begin MATERIAL SHOWN

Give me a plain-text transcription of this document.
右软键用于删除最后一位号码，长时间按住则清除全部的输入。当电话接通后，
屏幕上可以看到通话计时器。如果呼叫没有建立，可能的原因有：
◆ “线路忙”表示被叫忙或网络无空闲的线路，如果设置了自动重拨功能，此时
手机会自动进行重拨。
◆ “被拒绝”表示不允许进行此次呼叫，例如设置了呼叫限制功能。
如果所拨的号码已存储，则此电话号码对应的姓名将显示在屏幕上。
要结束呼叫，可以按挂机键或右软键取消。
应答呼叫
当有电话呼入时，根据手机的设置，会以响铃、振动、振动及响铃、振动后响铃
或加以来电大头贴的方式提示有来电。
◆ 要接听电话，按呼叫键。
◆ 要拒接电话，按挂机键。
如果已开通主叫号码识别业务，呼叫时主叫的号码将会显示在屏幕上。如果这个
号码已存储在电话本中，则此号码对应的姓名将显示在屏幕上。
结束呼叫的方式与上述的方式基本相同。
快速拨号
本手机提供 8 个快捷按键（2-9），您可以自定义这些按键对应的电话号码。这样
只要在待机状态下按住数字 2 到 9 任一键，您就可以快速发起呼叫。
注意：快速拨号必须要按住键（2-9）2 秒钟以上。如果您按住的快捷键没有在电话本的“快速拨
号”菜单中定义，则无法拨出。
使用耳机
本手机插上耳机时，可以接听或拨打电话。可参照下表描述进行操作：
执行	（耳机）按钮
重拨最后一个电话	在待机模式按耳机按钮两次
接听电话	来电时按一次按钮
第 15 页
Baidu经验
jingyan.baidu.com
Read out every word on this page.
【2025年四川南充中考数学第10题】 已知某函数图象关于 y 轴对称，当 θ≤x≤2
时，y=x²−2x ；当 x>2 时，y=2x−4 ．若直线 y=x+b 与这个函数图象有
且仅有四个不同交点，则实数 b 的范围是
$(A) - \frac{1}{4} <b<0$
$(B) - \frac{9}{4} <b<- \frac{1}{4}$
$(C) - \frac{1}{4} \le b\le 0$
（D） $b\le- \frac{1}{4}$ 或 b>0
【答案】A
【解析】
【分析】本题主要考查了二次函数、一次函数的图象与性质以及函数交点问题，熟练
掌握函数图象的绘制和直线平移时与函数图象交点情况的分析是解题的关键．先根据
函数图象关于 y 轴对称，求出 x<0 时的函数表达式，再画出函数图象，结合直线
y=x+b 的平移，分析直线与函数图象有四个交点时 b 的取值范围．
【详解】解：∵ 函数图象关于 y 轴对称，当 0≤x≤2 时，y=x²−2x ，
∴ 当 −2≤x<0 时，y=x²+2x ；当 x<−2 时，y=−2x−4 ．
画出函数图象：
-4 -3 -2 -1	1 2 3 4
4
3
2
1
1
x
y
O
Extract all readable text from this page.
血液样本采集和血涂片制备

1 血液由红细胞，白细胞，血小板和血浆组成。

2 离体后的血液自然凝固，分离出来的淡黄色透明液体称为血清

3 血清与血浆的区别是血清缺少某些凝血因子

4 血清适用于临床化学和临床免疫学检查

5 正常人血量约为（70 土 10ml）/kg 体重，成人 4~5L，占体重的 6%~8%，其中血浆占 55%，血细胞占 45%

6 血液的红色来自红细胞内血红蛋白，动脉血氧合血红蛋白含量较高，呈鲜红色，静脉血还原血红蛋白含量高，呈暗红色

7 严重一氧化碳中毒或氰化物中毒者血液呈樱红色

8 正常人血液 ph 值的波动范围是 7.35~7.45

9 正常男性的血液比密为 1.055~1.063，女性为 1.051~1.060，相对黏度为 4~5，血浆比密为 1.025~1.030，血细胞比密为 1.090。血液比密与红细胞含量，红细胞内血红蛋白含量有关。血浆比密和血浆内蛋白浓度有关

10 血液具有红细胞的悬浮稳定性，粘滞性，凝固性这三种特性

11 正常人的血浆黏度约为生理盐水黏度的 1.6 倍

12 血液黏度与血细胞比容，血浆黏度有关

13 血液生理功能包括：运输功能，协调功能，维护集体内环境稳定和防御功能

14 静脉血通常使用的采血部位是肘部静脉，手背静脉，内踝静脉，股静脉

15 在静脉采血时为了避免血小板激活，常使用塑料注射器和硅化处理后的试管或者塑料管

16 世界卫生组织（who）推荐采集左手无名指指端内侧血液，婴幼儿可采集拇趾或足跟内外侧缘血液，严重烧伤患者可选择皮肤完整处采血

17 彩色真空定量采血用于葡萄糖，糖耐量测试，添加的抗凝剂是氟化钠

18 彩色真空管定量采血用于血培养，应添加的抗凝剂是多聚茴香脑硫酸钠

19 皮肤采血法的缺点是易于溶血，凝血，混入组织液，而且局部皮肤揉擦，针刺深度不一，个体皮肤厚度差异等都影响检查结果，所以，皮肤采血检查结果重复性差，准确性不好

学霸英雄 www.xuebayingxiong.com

end MATERIAL SHOWN

▸ **INSTRUCTIONS FOR THE TASK**:
Quote every line of the data, word for word.

▸ **TASK ANSWER**:
Give me a plain-text transcription of this document.
右软键用于删除最后一位号码，长时间按住则清除全部的输入。当电话接通后，
屏幕上可以看到通话计时器。如果呼叫没有建立，可能的原因有：
◆ “线路忙”表示被叫忙或网络无空闲的线路，如果设置了自动重拨功能，此时
手机会自动进行重拨。
◆ “被拒绝”表示不允许进行此次呼叫，例如设置了呼叫限制功能。
如果所拨的号码已存储，则此电话号码对应的姓名将显示在屏幕上。
要结束呼叫，可以按挂机键或右软键取消。
应答呼叫
当有电话呼入时，根据手机的设置，会以响铃、振动、振动及响铃、振动后响铃
或加以来电大头贴的方式提示有来电。
◆ 要接听电话，按呼叫键。
◆ 要拒接电话，按挂机键。
如果已开通主叫号码识别业务，呼叫时主叫的号码将会显示在屏幕上。如果这个
号码已存储在电话本中，则此号码对应的姓名将显示在屏幕上。
结束呼叫的方式与上述的方式基本相同。
快速拨号
本手机提供 8 个快捷按键（2-9），您可以自定义这些按键对应的电话号码。这样
只要在待机状态下按住数字 2 到 9 任一键，您就可以快速发起呼叫。
注意：快速拨号必须要按住键（2-9）2 秒钟以上。如果您按住的快捷键没有在电话本的“快速拨
号”菜单中定义，则无法拨出。
使用耳机
本手机插上耳机时，可以接听或拨打电话。可参照下表描述进行操作：
执行	（耳机）按钮
重拨最后一个电话	在待机模式按耳机按钮两次
接听电话	来电时按一次按钮
第 15 页
Baidu经验
jingyan.baidu.com
Read out every word on this page.
【2025年四川南充中考数学第10题】 已知某函数图象关于 y 轴对称，当 θ≤x≤2
时，y=x²−2x ；当 x>2 时，y=2x−4 ．若直线 y=x+b 与这个函数图象有
且仅有四个不同交点，则实数 b 的范围是
$(A) - \frac{1}{4} <b<0$
$(B) - \frac{9}{4} <b<- \frac{1}{4}$
$(C) - \frac{1}{4} \le b\le 0$
（D） $b\le- \frac{1}{4}$ 或 b>0
【答案】A
【解析】
【分析】本题主要考查了二次函数、一次函数的图象与性质以及函数交点问题，熟练
掌握函数图象的绘制和直线平移时与函数图象交点情况的分析是解题的关键．先根据
函数图象关于 y 轴对称，求出 x<0 时的函数表达式，再画出函数图象，结合直线
y=x+b 的平移，分析直线与函数图象有四个交点时 b 的取值范围．
【详解】解：∵ 函数图象关于 y 轴对称，当 0≤x≤2 时，y=x²−2x ，
∴ 当 −2≤x<0 时，y=x²+2x ；当 x<−2 时，y=−2x−4 ．
画出函数图象：
-4 -3 -2 -1	1 2 3 4
4
3
2
1
1
x
y
O
Extract all readable text from this page.
血液样本采集和血涂片制备

1 血液由红细胞，白细胞，血小板和血浆组成。

2 离体后的血液自然凝固，分离出来的淡黄色透明液体称为血清

3 血清与血浆的区别是血清缺少某些凝血因子

4 血清适用于临床化学和临床免疫学检查

5 正常人血量约为（70 土 10ml）/kg 体重，成人 4~5L，占体重的 6%~8%，其中血浆占 55%，血细胞占 45%

6 血液的红色来自红细胞内血红蛋白，动脉血氧合血红蛋白含量较高，呈鲜红色，静脉血还原血红蛋白含量高，呈暗红色

7 严重一氧化碳中毒或氰化物中毒者血液呈樱红色

8 正常人血液 ph 值的波动范围是 7.35~7.45

9 正常男性的血液比密为 1.055~1.063，女性为 1.051~1.060，相对黏度为 4~5，血浆比密为 1.025~1.030，血细胞比密为 1.090。血液比密与红细胞含量，红细胞内血红蛋白含量有关。血浆比密和血浆内蛋白浓度有关

10 血液具有红细胞的悬浮稳定性，粘滞性，凝固性这三种特性

11 正常人的血浆黏度约为生理盐水黏度的 1.6 倍

12 血液黏度与血细胞比容，血浆黏度有关

13 血液生理功能包括：运输功能，协调功能，维护集体内环境稳定和防御功能

14 静脉血通常使用的采血部位是肘部静脉，手背静脉，内踝静脉，股静脉

15 在静脉采血时为了避免血小板激活，常使用塑料注射器和硅化处理后的试管或者塑料管

16 世界卫生组织（who）推荐采集左手无名指指端内侧血液，婴幼儿可采集拇趾或足跟内外侧缘血液，严重烧伤患者可选择皮肤完整处采血

17 彩色真空定量采血用于葡萄糖，糖耐量测试，添加的抗凝剂是氟化钠

18 彩色真空管定量采血用于血培养，应添加的抗凝剂是多聚茴香脑硫酸钠

19 皮肤采血法的缺点是易于溶血，凝血，混入组织液，而且局部皮肤揉擦，针刺深度不一，个体皮肤厚度差异等都影响检查结果，所以，皮肤采血检查结果重复性差，准确性不好

学霸英雄 www.xuebayingxiong.com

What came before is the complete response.